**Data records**
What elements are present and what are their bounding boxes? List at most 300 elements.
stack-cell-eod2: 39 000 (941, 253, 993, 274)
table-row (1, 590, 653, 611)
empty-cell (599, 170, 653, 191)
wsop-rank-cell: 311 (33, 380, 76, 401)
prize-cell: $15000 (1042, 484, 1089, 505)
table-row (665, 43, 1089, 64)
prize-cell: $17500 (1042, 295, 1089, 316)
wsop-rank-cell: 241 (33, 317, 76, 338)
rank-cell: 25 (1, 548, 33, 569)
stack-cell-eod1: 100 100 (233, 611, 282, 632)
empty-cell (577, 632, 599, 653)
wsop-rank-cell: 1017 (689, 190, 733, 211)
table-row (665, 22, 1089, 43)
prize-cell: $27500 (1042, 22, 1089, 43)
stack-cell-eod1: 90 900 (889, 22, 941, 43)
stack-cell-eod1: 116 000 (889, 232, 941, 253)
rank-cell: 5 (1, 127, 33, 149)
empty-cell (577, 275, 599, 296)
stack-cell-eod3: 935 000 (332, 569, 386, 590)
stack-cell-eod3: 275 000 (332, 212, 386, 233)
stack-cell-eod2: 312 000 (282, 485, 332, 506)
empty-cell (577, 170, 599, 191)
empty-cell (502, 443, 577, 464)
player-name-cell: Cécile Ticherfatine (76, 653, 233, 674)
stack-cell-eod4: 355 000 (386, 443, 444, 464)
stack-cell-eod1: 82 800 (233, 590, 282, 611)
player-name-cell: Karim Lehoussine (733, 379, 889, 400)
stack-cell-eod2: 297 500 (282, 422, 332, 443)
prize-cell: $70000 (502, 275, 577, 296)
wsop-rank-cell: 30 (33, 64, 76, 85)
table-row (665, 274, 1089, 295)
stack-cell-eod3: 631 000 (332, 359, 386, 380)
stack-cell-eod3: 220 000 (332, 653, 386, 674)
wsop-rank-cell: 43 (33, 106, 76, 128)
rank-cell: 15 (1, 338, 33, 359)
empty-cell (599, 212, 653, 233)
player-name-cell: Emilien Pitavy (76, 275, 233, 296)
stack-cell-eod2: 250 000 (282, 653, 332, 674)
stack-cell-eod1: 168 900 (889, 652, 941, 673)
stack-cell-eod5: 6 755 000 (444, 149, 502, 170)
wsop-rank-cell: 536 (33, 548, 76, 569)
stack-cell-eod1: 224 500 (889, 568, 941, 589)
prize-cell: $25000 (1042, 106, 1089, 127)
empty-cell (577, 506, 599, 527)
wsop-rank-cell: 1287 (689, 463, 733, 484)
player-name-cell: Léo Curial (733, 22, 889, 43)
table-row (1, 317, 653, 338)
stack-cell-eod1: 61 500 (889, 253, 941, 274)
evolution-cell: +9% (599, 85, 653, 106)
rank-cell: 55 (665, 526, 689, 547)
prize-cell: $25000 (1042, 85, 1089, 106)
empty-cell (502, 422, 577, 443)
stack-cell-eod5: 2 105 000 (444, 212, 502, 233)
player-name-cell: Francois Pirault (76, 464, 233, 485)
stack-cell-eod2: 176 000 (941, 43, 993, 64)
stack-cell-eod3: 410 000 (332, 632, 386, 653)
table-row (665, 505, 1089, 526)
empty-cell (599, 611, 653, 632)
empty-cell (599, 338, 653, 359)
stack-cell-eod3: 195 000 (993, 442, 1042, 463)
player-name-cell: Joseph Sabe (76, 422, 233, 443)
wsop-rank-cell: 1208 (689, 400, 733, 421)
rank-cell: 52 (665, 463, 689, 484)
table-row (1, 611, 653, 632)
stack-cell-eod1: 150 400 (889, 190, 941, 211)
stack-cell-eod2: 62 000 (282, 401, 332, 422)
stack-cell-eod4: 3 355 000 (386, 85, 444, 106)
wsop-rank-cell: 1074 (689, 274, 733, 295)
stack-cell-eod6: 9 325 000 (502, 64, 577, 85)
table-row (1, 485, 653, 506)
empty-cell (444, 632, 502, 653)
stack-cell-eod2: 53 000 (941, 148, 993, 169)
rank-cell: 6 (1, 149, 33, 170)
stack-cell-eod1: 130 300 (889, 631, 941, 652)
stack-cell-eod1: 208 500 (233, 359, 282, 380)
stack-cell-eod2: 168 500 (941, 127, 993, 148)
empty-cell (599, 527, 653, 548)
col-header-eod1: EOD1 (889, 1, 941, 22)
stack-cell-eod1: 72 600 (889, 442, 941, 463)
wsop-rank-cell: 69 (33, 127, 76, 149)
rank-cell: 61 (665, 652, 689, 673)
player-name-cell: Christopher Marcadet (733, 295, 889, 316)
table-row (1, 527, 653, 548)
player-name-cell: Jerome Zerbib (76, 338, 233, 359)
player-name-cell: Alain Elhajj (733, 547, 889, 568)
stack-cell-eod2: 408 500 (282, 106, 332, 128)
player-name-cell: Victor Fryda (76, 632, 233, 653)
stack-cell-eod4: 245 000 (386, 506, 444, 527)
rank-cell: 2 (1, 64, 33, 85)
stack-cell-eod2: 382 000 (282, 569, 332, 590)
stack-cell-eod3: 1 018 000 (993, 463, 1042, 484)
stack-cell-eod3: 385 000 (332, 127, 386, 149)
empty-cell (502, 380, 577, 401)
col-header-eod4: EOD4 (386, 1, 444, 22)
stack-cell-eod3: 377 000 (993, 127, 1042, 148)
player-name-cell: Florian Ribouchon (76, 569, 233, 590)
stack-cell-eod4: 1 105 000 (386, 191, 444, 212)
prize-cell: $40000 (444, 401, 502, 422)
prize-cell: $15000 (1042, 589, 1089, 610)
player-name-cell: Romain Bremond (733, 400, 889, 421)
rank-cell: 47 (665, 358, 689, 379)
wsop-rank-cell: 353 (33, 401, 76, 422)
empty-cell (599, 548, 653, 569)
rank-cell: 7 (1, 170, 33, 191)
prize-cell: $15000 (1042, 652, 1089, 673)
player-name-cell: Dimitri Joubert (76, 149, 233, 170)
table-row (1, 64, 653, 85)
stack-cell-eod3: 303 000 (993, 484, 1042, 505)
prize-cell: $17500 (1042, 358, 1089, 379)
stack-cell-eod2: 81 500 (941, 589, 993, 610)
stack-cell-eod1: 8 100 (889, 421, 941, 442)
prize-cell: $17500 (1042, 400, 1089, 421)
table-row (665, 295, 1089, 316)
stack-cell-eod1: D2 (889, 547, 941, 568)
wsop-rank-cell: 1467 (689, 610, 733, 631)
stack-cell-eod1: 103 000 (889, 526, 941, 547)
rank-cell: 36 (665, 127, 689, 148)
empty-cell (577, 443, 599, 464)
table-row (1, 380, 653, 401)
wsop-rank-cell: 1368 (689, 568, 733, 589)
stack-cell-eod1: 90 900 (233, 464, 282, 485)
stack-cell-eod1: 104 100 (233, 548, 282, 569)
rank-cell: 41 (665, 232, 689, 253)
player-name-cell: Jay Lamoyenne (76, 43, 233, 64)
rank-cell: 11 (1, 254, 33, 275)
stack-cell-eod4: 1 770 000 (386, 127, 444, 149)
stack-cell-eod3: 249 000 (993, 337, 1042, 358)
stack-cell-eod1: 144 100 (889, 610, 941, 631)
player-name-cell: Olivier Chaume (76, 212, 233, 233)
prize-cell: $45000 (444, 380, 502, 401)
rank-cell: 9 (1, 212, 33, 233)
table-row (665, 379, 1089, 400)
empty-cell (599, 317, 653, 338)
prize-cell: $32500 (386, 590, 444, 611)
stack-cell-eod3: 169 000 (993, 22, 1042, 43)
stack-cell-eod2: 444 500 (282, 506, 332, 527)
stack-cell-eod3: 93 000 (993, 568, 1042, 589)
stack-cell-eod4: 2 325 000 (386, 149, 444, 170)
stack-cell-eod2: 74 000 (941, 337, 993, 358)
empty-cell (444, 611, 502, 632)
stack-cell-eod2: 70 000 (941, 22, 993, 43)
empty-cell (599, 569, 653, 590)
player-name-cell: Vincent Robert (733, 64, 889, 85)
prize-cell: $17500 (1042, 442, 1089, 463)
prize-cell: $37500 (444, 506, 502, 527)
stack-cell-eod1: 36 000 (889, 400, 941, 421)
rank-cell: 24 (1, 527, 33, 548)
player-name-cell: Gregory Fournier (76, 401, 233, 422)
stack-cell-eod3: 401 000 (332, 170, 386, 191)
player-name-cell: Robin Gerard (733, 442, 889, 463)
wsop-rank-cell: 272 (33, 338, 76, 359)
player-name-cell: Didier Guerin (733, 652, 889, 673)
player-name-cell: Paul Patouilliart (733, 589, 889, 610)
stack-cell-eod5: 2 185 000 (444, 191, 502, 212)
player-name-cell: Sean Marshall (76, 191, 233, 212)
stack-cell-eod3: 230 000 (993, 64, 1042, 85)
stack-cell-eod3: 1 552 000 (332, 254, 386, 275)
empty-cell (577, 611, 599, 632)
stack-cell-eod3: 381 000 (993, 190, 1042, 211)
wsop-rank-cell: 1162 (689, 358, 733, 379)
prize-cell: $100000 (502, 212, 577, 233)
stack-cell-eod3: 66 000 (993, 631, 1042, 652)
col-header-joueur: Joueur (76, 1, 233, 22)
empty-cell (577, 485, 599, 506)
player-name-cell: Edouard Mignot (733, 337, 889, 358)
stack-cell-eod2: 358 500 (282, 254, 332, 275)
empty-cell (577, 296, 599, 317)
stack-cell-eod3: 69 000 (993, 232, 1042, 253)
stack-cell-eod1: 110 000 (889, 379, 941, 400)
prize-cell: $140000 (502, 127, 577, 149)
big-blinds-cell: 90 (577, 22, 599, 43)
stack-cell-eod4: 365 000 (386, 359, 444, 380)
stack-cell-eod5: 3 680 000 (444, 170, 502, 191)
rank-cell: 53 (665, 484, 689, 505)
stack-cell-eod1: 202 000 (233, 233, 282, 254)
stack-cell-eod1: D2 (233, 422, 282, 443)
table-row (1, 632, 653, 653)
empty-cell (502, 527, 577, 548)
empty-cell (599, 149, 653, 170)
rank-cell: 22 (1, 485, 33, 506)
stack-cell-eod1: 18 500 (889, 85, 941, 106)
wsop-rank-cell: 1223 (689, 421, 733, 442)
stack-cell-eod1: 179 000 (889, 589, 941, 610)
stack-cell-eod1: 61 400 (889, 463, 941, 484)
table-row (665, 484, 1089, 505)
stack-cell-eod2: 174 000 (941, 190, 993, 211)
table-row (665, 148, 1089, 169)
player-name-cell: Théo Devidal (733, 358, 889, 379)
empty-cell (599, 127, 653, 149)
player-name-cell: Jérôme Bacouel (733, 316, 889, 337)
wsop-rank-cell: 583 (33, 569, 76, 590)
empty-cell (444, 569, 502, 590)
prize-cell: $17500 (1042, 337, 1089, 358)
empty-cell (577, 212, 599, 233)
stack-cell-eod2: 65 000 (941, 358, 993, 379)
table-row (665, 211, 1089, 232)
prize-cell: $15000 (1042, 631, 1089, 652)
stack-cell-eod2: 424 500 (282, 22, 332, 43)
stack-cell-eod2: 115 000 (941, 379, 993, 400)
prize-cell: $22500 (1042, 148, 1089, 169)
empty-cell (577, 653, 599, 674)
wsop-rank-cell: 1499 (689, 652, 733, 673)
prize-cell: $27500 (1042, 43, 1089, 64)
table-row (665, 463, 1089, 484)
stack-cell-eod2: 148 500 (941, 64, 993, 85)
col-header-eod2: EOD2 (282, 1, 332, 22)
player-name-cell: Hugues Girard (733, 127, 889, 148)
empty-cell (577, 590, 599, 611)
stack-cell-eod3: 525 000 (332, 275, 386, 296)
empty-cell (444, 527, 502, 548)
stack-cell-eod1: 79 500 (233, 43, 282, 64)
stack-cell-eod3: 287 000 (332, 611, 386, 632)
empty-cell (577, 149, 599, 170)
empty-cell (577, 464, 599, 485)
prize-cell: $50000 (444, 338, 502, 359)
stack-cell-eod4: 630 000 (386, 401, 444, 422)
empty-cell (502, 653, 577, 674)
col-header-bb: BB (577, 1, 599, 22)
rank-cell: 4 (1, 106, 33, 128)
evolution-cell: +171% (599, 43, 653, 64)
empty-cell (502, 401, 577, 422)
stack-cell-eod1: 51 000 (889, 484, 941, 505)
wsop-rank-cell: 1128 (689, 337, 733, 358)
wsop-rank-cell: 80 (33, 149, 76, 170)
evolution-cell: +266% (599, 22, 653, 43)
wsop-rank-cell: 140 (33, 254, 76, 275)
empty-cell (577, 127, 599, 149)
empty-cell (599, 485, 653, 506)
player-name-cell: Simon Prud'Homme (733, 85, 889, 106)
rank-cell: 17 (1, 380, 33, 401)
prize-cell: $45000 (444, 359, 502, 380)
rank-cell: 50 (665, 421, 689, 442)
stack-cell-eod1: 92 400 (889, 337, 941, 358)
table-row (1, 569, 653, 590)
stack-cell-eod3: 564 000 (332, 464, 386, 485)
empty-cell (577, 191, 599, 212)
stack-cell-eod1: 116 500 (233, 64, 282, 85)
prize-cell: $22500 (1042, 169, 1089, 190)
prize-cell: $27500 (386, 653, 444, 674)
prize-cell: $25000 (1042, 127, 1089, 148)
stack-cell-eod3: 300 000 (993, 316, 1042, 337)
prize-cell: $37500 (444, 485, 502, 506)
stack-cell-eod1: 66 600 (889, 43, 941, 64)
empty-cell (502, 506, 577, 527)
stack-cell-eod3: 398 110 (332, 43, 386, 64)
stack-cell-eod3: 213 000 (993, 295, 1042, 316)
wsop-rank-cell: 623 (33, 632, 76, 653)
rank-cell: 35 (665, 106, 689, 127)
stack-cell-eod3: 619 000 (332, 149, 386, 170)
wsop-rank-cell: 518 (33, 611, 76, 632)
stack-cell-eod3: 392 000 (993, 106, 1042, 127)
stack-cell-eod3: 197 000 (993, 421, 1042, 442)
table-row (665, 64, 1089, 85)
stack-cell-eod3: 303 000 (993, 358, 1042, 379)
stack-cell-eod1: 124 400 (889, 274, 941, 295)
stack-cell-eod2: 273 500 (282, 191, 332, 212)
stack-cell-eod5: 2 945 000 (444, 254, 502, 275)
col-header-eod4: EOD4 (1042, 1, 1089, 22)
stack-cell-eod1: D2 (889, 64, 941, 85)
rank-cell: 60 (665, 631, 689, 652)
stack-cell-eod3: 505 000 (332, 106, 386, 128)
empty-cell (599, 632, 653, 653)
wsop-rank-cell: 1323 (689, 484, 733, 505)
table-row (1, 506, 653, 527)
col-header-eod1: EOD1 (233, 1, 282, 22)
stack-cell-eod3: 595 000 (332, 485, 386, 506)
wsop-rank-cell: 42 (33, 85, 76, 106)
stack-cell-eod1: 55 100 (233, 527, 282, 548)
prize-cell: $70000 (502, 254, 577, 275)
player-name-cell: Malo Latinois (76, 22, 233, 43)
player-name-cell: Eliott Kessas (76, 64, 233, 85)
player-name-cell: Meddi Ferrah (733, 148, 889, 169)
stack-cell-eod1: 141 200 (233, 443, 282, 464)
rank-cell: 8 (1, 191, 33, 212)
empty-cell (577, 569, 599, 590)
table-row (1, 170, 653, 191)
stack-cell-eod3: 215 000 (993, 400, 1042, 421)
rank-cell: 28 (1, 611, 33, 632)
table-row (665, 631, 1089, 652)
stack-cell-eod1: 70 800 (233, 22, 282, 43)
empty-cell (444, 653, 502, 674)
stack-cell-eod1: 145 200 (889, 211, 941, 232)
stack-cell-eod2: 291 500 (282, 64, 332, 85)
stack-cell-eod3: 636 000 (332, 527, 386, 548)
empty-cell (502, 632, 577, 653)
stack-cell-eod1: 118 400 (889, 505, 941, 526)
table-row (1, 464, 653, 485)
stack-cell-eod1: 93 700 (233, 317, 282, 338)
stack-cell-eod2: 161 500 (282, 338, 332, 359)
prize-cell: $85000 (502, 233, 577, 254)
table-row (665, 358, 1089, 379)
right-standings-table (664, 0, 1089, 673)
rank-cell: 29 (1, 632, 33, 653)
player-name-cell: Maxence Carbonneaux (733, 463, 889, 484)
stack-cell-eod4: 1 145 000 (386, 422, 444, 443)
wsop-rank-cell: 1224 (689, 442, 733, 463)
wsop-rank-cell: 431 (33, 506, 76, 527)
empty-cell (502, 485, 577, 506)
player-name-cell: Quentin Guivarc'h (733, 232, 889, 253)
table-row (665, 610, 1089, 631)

**Aim**
Present the data from the start through the line containing "wsop-rank-cell: 311 (33, 380, 76, 401)" as a Markdown table with the columns No. and Text, one numbered row per line and no blank lines.

**Response below**
| No. | Text |
|---|---|
| 1 | What elements are present and what are their bounding boxes? List at most 300 elements. |
| 2 | stack-cell-eod2: 39 000 (941, 253, 993, 274) |
| 3 | table-row (1, 590, 653, 611) |
| 4 | empty-cell (599, 170, 653, 191) |
| 5 | wsop-rank-cell: 311 (33, 380, 76, 401) |